(Entries with figure data)
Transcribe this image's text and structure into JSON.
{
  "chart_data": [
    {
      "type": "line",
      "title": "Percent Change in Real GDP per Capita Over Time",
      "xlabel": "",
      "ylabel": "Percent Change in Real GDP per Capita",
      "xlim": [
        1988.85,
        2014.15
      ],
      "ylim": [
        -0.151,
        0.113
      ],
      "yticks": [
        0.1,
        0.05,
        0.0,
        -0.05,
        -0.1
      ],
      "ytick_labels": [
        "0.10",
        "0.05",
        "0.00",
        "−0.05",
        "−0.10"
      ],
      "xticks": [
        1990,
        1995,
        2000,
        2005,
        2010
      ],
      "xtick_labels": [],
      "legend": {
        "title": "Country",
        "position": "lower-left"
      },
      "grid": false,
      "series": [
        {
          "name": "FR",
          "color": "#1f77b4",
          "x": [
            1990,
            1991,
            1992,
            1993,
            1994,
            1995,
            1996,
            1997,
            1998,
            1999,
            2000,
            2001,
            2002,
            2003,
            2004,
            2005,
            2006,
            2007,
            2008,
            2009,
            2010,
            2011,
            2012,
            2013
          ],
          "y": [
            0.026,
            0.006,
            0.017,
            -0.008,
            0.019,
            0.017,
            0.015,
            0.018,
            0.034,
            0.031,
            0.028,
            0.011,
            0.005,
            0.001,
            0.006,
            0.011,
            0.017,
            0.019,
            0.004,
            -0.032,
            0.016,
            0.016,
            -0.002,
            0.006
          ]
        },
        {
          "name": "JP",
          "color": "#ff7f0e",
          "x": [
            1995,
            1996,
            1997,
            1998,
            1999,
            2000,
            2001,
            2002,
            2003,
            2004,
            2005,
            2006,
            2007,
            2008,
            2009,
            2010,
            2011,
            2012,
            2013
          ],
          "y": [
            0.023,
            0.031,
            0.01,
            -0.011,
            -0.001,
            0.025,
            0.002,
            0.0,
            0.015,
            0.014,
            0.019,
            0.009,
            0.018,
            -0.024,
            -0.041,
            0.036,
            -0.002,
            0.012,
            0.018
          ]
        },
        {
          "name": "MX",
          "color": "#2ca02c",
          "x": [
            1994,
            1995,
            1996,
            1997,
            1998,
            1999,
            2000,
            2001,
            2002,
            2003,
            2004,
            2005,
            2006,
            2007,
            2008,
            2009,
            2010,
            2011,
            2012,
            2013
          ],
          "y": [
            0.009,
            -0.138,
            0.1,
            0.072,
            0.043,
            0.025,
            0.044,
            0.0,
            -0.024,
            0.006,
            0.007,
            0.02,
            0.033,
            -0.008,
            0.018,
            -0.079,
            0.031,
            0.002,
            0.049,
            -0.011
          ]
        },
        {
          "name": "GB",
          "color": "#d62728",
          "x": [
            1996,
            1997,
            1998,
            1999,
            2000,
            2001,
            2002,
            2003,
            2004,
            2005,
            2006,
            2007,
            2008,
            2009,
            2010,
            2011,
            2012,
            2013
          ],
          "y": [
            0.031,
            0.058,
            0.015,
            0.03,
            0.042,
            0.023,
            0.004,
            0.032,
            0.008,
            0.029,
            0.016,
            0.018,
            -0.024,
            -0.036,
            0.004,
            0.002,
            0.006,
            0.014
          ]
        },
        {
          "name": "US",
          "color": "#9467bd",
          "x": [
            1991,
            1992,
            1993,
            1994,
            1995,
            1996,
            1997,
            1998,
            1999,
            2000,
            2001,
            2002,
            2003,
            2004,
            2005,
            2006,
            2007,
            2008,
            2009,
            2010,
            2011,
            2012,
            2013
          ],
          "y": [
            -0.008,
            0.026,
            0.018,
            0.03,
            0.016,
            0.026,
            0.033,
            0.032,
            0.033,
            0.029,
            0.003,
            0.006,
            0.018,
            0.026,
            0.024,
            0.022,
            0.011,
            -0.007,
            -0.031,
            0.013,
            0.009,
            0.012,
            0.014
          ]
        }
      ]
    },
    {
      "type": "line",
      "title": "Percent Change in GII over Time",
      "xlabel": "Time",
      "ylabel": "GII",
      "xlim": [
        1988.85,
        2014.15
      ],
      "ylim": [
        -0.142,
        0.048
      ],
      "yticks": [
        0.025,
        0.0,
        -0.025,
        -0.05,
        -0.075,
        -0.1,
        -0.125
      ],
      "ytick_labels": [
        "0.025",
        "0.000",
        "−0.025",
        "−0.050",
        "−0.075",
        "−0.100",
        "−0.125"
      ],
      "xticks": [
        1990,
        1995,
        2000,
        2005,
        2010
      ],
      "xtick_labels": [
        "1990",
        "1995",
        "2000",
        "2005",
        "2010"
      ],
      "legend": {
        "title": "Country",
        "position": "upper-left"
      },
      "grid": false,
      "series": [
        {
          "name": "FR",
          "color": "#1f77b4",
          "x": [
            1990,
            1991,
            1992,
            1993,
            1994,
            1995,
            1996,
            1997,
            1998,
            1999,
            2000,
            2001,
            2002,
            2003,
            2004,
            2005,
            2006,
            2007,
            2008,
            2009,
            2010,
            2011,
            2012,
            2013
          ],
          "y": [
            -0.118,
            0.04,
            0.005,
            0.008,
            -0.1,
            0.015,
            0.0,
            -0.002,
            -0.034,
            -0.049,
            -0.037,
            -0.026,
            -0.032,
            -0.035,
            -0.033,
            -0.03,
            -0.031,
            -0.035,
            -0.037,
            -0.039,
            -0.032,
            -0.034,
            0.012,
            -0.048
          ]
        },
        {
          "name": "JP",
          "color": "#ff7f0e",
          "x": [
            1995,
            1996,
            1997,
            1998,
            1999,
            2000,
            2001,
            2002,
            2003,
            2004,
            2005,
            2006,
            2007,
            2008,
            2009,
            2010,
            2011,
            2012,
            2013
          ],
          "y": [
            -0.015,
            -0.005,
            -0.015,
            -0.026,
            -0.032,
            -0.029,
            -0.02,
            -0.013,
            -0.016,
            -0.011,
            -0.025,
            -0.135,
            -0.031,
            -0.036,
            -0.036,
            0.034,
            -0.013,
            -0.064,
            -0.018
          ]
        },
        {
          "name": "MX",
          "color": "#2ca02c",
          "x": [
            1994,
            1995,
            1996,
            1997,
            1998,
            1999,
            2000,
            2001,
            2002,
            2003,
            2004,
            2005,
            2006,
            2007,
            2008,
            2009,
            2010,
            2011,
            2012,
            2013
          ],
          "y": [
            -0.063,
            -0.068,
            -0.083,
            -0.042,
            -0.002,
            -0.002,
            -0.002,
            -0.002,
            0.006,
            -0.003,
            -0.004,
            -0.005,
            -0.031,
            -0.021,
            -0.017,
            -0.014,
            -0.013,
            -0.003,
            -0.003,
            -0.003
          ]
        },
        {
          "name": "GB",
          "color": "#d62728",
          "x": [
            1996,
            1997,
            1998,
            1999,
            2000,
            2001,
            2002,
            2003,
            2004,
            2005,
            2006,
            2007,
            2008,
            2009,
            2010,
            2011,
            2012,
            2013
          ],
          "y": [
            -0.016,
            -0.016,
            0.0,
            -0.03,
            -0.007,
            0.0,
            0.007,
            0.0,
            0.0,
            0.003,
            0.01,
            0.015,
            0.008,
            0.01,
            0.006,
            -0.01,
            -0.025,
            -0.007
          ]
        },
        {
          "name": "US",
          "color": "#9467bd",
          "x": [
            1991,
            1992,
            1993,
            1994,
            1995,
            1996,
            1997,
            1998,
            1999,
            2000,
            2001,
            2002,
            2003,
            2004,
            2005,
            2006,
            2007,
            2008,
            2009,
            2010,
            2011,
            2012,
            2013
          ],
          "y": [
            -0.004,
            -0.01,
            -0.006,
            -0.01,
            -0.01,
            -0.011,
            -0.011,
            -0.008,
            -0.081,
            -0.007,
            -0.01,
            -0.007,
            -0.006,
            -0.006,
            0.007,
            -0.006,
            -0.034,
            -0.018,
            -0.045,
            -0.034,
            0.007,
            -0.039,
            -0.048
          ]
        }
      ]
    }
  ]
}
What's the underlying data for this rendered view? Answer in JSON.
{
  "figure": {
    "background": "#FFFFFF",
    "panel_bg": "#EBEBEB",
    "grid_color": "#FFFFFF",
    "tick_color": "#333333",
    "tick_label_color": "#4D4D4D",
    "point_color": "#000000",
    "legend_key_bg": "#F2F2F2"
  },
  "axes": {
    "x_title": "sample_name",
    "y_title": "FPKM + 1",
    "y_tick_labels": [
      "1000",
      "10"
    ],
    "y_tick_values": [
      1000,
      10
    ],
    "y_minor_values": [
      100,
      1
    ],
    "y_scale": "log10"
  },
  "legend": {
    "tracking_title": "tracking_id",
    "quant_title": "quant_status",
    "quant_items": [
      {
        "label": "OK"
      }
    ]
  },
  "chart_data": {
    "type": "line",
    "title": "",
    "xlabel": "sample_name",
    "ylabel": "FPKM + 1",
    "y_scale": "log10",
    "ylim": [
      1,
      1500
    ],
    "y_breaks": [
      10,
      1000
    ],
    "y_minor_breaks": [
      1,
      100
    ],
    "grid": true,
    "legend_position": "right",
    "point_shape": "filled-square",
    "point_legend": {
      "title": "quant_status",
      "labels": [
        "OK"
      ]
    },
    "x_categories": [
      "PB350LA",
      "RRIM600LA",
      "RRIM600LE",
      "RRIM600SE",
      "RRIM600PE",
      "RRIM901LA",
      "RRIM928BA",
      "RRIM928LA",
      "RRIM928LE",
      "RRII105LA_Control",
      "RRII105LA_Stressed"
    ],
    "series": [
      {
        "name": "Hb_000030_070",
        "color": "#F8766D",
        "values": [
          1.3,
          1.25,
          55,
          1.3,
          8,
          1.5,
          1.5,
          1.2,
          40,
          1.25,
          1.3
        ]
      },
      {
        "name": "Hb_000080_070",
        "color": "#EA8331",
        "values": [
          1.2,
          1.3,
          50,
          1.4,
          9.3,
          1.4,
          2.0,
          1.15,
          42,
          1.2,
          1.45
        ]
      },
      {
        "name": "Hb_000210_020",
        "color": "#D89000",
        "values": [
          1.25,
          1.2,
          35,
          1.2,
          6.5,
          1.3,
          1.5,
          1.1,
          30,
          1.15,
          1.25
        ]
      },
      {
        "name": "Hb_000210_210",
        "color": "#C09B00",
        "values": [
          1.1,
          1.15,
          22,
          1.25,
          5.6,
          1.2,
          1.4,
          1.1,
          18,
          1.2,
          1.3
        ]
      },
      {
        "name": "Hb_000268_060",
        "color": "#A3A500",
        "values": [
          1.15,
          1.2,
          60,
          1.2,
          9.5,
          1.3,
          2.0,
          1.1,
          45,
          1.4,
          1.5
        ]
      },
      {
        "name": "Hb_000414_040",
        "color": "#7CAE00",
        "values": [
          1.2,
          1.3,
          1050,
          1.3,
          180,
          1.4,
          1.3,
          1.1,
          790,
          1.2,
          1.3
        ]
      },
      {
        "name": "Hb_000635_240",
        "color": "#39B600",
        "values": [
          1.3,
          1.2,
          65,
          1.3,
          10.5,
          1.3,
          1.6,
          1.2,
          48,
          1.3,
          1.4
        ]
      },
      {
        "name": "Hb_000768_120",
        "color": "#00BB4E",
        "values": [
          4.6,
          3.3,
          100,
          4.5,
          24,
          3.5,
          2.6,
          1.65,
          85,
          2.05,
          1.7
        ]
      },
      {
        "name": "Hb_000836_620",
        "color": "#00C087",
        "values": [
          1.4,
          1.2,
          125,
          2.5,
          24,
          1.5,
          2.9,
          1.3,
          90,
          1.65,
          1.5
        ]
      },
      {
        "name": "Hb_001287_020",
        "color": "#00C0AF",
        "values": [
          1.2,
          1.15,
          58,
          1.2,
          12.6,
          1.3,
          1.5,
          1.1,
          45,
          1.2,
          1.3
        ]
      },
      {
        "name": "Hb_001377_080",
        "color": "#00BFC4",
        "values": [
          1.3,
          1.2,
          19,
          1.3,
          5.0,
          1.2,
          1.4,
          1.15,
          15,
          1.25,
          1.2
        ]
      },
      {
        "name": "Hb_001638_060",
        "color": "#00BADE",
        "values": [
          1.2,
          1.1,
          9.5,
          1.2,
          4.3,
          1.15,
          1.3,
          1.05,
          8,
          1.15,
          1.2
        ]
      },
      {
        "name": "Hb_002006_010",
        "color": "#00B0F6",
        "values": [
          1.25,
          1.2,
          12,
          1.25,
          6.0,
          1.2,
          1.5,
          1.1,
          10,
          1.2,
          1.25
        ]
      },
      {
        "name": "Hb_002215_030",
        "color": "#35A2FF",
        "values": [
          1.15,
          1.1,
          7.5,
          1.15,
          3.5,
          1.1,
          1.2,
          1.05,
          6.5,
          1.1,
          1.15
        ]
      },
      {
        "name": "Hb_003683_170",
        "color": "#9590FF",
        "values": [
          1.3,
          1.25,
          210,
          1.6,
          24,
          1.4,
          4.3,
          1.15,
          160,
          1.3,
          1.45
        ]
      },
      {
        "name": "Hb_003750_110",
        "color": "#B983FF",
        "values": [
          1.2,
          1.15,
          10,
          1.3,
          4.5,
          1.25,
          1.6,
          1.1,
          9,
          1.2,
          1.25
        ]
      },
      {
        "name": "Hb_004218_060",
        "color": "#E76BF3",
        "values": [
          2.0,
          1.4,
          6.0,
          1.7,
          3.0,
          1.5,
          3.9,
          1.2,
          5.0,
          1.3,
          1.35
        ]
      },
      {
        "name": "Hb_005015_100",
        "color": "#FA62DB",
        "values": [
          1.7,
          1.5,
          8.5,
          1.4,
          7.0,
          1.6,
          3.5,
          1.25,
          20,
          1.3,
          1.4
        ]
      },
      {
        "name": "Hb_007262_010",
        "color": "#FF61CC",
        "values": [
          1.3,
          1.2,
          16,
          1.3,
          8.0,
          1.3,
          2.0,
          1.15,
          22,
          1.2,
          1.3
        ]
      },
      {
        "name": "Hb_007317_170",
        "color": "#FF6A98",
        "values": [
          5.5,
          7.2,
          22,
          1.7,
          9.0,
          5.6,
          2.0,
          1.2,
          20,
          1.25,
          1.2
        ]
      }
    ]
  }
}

Job: Show every line where the string "Percent" appears.

Problem solution:
      "title": "Percent Change in Real GDP per Capita Over Time",
      "ylabel": "Percent Change in Real GDP per Capita",
      "title": "Percent Change in GII over Time",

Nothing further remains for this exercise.